WHAT IS REQUIRED: Show each line of the listing below that contains the string "link", treating uppercase and lowercase letters as different.

THE RECORDS:

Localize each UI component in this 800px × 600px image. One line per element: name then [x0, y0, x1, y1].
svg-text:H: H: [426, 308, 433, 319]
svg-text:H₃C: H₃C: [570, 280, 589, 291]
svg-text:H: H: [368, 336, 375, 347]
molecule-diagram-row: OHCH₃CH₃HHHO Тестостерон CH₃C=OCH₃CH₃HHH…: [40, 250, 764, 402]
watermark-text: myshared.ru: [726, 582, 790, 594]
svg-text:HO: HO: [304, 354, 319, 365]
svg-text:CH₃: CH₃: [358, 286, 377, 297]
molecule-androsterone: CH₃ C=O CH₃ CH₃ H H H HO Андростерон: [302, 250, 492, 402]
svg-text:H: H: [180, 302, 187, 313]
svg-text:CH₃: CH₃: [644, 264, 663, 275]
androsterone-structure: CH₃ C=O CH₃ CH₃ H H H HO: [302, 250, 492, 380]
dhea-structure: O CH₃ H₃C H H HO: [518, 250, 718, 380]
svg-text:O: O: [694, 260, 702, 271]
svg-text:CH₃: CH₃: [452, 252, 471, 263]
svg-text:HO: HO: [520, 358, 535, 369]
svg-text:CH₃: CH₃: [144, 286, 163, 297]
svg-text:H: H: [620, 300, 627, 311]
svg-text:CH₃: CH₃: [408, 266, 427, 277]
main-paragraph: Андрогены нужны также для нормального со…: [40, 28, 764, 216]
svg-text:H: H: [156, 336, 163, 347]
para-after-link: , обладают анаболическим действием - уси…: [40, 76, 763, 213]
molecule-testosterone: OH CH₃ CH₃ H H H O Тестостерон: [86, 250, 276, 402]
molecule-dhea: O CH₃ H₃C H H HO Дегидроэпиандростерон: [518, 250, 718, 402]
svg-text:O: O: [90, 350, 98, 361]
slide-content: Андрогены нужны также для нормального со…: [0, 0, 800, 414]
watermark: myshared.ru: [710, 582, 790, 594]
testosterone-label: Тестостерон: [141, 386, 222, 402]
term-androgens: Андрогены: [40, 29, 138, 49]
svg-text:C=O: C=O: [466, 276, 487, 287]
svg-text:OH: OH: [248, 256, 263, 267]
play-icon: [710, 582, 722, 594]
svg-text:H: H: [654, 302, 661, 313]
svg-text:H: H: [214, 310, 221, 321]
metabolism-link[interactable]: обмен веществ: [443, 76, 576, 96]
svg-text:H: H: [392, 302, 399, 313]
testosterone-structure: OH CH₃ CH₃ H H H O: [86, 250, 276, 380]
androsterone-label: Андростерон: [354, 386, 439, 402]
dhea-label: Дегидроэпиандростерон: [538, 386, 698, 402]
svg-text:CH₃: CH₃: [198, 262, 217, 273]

SOLVED EXERCISE:
para-after-link: , обладают анаболическим действием - уси…: [40, 76, 763, 213]
metabolism-link[interactable]: обмен веществ: [443, 76, 576, 96]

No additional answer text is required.